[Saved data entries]
━━━━━━━━━━━━━━━━
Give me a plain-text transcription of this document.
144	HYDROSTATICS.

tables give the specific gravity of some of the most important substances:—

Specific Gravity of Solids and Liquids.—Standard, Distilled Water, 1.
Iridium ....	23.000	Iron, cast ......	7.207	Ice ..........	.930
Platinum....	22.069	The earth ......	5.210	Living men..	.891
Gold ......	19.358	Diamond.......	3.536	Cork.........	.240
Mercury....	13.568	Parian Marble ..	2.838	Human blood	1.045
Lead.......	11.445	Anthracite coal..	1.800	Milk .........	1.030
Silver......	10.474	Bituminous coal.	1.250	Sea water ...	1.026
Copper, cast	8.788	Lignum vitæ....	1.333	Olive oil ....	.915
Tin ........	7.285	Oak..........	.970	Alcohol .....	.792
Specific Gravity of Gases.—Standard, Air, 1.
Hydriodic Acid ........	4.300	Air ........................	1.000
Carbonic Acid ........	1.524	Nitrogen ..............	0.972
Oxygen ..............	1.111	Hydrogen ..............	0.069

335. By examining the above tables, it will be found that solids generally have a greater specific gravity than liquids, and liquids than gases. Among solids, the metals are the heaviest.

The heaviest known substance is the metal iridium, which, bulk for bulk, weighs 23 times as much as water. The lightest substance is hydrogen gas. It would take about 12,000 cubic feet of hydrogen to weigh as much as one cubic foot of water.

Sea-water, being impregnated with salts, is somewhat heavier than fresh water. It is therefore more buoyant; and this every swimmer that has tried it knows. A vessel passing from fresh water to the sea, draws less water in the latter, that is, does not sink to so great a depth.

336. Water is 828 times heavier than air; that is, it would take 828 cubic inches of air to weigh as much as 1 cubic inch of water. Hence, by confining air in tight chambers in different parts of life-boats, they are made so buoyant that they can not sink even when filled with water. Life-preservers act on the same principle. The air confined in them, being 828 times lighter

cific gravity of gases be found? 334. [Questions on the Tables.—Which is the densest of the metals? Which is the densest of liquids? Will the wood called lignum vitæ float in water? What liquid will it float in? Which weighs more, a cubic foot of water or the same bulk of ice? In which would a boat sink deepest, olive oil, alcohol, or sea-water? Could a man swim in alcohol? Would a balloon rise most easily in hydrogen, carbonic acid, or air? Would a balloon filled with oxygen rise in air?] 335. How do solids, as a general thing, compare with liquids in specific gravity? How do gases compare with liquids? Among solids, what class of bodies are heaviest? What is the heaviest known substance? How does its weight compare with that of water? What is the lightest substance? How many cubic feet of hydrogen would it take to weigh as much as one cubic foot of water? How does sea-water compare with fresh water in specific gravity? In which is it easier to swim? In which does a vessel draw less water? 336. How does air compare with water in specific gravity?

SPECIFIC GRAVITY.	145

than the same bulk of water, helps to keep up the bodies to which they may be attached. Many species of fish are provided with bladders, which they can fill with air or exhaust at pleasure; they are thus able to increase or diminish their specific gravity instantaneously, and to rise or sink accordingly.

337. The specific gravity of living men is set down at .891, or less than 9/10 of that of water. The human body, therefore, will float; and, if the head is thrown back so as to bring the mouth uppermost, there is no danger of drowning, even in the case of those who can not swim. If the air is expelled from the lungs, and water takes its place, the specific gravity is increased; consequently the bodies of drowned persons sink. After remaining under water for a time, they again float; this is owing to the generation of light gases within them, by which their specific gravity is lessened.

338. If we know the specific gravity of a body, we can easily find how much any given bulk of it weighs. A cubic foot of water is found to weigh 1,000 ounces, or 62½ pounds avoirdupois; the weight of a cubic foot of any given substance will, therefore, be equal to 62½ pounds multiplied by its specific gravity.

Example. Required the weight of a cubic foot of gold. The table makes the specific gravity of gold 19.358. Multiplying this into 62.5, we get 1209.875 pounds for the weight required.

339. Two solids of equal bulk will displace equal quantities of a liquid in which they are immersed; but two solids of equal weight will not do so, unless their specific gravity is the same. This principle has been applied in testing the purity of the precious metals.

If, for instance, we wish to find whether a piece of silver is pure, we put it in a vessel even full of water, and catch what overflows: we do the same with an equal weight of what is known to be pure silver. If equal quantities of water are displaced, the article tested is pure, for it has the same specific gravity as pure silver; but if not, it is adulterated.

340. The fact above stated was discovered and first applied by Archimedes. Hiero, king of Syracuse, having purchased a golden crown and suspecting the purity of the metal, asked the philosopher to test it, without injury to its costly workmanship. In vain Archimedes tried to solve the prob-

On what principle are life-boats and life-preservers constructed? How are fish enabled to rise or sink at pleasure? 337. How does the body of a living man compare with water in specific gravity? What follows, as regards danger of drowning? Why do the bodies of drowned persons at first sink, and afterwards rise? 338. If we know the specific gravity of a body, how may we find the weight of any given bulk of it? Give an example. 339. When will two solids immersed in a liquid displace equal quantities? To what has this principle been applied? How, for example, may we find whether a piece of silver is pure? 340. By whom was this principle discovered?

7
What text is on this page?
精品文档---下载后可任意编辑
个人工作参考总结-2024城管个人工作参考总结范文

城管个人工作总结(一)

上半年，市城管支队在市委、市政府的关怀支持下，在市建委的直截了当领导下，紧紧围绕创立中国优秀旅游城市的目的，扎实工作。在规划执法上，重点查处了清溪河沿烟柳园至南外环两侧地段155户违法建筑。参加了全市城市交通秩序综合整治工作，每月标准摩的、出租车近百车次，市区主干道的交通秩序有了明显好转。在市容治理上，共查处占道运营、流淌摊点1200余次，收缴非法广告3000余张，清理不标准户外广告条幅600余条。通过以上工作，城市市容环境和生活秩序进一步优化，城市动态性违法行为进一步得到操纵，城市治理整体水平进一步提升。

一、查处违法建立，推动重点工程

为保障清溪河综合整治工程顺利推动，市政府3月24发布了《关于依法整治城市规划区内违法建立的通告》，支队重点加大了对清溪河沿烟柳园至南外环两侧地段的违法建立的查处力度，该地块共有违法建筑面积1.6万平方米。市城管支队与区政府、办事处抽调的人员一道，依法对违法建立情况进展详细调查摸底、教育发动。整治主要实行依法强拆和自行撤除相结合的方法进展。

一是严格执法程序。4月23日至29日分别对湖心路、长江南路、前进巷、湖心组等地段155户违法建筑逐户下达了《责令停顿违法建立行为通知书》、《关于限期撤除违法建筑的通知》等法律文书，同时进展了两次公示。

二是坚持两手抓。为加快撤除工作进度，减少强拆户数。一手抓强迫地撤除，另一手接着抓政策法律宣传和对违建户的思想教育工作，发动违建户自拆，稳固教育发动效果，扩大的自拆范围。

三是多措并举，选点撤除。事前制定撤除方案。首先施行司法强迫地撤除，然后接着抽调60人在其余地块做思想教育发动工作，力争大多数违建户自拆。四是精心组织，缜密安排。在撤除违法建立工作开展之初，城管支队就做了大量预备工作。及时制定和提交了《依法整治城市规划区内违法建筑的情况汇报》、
━━━━━━━━━━━━━━━━
» **Aim**
Identify all lines in the records above with the word "first".

» **Response to this exercise**
340. The fact above stated was discovered and first applied by Archimedes. Hiero, king of Syracuse, having purchased a golden crown and suspecting the purity of the metal, asked the philosopher to test it, without injury to its costly workmanship. In vain Archimedes tried to solve the prob-
On what principle are life-boats and life-preservers constructed? How are fish enabled to rise or sink at pleasure? 337. How does the body of a living man compare with water in specific gravity? What follows, as regards danger of drowning? Why do the bodies of drowned persons at first sink, and afterwards rise? 338. If we know the specific gravity of a body, how may we find the weight of any given bulk of it? Give an example. 339. When will two solids immersed in a liquid displace equal quantities? To what has this principle been applied? How, for example, may we find whether a piece of silver is pure? 340. By whom was this principle discovered?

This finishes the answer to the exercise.